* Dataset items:
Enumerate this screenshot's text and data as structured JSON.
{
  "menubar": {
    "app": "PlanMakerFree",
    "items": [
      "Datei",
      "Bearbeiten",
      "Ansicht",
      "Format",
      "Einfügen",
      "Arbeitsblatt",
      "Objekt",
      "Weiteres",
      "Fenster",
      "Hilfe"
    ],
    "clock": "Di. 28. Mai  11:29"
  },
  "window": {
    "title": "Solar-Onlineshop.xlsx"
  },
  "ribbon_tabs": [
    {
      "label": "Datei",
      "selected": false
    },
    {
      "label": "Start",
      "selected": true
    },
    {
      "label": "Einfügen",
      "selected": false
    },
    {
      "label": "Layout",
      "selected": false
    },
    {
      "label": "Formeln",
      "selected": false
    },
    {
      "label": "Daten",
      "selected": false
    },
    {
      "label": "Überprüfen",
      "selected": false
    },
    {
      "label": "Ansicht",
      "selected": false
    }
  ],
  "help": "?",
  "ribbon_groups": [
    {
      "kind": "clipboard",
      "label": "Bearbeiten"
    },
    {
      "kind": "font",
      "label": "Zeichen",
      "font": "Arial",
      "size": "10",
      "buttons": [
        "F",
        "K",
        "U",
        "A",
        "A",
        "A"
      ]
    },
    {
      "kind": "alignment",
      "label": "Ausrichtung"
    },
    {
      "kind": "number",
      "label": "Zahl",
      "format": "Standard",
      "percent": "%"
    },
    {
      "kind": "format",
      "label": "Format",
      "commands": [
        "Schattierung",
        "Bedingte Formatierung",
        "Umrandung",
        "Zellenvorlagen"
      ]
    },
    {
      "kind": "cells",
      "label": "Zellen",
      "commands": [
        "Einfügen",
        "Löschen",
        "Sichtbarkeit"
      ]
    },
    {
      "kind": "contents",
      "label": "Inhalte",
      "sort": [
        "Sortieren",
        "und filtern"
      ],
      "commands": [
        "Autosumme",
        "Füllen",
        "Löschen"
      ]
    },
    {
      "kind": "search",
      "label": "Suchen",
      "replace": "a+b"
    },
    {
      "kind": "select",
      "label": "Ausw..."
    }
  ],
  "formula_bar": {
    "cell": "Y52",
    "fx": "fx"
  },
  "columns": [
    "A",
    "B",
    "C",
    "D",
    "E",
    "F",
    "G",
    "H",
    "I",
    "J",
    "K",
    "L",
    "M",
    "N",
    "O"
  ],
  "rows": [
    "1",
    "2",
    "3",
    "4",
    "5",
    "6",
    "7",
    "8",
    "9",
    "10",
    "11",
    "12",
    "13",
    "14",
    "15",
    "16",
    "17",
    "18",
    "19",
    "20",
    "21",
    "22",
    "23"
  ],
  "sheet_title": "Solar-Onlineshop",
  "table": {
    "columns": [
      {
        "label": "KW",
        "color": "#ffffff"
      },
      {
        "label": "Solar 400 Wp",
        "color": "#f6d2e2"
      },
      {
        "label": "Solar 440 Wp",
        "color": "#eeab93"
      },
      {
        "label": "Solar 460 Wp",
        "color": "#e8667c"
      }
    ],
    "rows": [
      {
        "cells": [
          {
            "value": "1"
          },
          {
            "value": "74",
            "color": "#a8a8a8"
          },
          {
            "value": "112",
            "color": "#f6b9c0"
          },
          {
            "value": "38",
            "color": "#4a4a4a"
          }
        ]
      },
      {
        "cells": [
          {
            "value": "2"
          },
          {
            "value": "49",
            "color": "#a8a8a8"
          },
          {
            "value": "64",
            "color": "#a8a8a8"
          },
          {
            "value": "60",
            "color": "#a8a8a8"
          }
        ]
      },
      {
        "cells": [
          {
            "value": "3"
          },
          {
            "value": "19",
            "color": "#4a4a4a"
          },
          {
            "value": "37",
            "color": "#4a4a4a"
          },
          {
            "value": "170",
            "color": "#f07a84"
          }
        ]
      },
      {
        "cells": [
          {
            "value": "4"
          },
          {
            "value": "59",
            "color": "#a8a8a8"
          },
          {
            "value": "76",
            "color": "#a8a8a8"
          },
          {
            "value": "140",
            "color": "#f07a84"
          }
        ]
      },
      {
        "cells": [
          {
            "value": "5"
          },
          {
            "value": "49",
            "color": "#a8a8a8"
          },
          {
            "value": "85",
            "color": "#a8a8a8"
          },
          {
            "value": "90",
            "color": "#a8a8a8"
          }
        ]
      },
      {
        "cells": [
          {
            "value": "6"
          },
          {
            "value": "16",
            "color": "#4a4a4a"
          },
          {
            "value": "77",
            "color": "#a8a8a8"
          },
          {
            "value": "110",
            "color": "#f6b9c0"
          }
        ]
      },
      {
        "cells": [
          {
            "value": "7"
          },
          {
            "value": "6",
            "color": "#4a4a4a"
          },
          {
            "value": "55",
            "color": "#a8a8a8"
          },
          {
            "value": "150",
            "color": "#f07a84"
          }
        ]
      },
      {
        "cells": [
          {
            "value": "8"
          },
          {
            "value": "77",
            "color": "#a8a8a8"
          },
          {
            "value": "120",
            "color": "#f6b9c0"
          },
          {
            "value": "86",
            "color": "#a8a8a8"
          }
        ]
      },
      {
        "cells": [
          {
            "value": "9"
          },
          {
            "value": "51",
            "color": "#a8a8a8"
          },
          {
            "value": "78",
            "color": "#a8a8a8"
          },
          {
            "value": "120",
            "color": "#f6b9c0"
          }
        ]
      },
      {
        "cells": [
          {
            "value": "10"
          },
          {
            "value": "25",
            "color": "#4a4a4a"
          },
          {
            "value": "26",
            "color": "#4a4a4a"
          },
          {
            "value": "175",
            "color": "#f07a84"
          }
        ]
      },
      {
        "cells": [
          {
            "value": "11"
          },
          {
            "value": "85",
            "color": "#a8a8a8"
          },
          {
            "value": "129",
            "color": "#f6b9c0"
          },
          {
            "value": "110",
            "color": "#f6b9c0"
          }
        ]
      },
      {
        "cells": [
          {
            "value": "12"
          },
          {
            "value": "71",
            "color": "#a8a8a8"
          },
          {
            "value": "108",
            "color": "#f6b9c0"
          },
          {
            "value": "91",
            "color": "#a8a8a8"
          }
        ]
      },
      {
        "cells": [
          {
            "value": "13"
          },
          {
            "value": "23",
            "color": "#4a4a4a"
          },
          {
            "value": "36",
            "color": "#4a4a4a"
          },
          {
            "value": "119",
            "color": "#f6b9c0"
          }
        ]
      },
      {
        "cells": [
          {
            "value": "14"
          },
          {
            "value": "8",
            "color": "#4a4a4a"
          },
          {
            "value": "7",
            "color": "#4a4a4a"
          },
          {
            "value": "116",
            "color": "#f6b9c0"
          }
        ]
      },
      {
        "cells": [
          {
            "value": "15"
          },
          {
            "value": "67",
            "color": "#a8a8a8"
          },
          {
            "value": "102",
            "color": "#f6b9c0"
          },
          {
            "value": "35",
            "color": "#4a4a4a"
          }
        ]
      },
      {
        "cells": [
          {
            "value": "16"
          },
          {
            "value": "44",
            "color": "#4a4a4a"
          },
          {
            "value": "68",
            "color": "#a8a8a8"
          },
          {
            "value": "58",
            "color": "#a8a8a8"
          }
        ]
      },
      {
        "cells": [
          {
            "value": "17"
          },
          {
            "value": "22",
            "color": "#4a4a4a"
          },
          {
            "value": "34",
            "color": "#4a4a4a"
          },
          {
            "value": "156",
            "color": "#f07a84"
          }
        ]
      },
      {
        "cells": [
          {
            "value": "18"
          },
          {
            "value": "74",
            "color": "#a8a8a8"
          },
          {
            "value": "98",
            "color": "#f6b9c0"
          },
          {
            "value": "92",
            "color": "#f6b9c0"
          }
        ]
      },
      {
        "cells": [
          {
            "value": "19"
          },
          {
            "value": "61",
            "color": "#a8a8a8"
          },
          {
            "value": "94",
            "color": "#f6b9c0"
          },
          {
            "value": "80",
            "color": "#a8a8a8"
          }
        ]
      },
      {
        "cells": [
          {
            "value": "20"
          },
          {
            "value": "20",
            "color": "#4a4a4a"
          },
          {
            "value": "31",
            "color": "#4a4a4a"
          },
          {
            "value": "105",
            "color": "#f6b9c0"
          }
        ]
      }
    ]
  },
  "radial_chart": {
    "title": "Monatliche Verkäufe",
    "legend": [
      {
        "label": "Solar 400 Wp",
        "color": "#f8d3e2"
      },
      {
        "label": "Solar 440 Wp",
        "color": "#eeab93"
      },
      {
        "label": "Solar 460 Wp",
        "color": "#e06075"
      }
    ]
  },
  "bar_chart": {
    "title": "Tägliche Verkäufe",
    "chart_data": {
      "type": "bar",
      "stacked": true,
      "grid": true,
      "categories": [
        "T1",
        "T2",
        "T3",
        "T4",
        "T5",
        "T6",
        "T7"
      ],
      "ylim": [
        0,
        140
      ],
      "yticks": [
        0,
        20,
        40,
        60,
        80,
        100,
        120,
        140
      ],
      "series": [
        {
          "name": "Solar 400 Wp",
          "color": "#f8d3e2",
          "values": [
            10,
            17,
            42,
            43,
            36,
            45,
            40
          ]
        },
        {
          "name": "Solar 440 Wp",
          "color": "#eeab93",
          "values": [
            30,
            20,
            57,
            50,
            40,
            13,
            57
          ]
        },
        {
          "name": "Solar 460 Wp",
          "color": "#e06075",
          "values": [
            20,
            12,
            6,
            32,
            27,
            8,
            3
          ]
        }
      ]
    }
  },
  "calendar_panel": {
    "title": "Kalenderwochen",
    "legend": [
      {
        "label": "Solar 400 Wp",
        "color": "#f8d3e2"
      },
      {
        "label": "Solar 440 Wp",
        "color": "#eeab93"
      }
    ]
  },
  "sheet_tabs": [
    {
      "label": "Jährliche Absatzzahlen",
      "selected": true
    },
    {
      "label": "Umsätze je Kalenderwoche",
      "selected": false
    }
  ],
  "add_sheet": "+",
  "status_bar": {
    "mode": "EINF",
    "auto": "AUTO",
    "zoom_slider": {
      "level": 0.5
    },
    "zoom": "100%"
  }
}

* Objective: Pick out the lines that have the word "Verkäufe". Copy them all.

* Task response:
    "title": "Monatliche Verkäufe",
    "title": "Tägliche Verkäufe",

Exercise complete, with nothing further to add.